> _THE TASK_
Pull out every line below containing the word "this".

[Figure data in JSON]
————————

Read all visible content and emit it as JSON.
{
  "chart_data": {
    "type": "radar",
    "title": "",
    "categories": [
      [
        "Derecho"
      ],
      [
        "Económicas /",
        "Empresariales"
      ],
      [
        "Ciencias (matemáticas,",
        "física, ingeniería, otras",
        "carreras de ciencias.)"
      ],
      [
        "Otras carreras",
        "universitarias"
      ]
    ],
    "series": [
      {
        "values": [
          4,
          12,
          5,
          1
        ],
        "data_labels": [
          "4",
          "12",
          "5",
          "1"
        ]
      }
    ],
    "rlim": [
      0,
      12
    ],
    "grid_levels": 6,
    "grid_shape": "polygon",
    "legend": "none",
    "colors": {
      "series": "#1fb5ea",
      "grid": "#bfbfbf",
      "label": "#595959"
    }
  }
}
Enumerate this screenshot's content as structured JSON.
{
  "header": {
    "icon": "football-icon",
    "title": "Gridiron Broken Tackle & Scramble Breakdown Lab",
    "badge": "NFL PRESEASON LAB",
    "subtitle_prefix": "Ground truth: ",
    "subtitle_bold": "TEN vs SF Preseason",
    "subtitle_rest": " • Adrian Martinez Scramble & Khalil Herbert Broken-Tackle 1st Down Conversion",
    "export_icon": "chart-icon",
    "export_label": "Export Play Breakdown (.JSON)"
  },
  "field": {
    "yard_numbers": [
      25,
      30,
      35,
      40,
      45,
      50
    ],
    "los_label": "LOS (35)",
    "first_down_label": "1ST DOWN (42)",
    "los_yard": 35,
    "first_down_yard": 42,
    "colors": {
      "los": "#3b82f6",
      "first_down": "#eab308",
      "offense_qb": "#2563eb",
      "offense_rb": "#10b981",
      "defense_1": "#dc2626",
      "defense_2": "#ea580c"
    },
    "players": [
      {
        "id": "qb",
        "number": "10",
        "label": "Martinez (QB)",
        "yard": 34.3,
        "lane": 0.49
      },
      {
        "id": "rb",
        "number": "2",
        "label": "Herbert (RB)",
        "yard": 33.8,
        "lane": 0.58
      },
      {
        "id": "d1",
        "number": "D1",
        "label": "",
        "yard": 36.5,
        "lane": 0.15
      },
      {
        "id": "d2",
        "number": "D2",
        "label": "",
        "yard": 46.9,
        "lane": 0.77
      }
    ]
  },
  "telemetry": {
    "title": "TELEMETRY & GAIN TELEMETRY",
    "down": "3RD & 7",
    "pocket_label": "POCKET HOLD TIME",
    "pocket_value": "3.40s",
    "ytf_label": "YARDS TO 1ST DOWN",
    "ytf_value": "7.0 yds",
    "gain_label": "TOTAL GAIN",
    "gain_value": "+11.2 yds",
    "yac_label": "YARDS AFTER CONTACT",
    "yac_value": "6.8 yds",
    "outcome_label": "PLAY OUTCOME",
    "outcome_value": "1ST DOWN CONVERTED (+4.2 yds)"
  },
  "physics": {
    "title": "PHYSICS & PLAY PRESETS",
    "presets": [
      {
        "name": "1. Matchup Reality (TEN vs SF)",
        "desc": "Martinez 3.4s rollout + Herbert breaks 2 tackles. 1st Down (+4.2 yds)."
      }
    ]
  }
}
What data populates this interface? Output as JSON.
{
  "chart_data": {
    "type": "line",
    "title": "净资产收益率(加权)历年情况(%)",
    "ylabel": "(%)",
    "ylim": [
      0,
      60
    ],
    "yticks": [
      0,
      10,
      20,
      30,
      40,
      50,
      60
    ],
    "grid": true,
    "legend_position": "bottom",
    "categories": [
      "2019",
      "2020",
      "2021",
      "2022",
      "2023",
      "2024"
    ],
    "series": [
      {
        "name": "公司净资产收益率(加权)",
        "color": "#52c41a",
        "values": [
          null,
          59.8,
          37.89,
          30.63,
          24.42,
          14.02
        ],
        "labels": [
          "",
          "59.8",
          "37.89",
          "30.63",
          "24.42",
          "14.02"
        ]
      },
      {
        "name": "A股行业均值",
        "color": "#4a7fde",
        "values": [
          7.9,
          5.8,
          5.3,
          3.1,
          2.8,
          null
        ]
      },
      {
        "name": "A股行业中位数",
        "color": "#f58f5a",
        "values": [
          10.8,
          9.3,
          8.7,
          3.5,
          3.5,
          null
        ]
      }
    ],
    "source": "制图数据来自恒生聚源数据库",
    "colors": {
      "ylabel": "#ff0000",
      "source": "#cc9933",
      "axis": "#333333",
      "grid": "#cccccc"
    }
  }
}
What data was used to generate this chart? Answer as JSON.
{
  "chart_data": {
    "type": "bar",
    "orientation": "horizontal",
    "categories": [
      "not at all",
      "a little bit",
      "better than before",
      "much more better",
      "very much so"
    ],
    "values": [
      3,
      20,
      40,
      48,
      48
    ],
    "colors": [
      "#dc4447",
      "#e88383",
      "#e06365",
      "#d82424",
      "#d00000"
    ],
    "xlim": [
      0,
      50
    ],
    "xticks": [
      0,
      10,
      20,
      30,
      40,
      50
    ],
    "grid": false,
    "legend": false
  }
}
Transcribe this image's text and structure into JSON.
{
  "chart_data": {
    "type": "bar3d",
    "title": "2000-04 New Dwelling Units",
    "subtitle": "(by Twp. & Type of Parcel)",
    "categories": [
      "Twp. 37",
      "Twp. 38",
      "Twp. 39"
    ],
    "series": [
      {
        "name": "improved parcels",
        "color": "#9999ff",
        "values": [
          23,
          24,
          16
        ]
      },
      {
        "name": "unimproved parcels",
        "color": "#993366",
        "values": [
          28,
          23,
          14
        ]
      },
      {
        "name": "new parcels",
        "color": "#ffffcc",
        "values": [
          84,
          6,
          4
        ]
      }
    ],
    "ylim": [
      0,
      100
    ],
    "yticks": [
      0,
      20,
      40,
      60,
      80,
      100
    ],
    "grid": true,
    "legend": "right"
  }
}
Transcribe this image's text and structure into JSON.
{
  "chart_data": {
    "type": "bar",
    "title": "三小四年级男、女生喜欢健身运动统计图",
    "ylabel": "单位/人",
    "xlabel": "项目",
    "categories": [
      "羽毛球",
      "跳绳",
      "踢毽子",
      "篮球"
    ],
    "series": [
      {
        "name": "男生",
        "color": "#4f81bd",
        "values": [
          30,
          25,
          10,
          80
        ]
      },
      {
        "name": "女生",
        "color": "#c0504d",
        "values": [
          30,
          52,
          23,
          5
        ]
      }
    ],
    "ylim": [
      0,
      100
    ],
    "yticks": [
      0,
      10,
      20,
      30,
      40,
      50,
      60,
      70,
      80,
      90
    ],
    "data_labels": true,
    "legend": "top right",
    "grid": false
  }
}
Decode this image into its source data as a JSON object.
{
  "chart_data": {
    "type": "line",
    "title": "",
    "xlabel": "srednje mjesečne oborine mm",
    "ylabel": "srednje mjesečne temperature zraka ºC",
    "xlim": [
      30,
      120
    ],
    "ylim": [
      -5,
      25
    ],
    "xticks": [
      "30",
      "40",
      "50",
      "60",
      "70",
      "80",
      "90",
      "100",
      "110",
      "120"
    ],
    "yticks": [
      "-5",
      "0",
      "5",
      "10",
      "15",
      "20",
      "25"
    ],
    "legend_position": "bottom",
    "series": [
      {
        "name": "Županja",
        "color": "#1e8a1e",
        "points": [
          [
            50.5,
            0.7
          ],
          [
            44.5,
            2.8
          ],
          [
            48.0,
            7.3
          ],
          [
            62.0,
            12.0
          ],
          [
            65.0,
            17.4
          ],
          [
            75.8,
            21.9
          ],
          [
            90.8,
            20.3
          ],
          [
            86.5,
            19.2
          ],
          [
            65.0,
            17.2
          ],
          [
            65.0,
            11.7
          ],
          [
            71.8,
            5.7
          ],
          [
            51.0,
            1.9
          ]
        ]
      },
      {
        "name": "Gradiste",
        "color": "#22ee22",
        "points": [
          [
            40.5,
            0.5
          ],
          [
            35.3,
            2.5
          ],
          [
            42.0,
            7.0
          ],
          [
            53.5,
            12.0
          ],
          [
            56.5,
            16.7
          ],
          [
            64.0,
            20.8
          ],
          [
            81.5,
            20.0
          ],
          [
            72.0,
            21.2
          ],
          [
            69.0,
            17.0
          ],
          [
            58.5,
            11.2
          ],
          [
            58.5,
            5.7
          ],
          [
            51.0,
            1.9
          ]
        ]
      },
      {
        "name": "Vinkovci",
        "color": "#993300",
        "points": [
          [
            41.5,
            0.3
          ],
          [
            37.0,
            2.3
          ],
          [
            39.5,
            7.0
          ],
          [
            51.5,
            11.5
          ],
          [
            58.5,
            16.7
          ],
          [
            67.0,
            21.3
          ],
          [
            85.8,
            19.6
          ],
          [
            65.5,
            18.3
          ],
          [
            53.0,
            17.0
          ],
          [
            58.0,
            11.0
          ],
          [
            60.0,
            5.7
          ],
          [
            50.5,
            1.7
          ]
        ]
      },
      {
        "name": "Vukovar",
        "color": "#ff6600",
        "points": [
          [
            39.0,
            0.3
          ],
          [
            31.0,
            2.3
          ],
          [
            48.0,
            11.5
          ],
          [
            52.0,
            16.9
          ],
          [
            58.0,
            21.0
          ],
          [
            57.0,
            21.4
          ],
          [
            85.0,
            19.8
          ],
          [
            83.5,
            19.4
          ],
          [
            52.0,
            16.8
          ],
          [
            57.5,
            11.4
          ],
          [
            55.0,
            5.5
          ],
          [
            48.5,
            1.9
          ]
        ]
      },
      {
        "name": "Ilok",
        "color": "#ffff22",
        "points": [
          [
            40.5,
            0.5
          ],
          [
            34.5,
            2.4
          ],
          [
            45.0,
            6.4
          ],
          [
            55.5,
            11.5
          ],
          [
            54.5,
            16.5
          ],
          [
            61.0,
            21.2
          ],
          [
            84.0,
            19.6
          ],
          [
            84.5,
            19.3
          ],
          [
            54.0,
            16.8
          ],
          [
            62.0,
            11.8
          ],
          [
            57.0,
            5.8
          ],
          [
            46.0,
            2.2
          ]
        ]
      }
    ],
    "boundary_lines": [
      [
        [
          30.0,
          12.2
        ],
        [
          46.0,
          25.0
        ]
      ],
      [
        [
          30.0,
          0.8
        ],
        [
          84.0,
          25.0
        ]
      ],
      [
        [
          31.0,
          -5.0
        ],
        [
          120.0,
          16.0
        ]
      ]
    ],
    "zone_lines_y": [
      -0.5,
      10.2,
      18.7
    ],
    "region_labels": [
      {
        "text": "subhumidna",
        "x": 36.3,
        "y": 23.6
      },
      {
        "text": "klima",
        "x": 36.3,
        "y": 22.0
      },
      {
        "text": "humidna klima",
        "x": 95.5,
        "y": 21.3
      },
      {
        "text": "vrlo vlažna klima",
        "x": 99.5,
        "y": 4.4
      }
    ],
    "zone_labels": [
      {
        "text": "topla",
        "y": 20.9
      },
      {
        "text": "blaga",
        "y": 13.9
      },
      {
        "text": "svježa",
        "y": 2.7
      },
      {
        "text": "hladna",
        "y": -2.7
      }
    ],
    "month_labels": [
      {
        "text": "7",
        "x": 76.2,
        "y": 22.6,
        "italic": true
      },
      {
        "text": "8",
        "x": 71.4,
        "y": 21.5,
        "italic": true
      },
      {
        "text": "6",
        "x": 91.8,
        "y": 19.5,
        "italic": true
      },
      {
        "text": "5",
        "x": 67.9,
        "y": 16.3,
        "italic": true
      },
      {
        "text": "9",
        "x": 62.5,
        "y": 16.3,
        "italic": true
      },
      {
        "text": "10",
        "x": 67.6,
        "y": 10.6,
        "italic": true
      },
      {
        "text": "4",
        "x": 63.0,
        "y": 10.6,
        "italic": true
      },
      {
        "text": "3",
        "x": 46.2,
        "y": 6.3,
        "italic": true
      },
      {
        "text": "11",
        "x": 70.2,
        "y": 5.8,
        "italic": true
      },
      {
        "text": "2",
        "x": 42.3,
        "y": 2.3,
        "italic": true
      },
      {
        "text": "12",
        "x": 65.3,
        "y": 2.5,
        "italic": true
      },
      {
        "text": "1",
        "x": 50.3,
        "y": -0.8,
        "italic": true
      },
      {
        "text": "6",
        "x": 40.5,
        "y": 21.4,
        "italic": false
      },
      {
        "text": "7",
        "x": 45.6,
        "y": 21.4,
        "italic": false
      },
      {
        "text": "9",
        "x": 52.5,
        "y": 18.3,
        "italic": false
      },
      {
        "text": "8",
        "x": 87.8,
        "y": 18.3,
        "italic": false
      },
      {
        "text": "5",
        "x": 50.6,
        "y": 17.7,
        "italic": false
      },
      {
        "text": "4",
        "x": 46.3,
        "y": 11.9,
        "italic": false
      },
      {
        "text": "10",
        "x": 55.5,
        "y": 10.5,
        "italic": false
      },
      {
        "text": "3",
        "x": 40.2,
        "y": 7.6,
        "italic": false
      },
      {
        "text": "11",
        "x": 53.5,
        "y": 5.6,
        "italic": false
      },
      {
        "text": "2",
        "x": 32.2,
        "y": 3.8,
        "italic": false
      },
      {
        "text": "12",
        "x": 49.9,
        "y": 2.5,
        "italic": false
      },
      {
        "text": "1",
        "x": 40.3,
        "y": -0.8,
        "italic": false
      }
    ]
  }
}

————————

> _ANSWER FOR THE TASK_
Enumerate this screenshot's content as structured JSON.
What data populates this interface? Output as JSON.
What data was used to generate this chart? Answer as JSON.
Transcribe this image's text and structure into JSON.
Transcribe this image's text and structure into JSON.
Decode this image into its source data as a JSON object.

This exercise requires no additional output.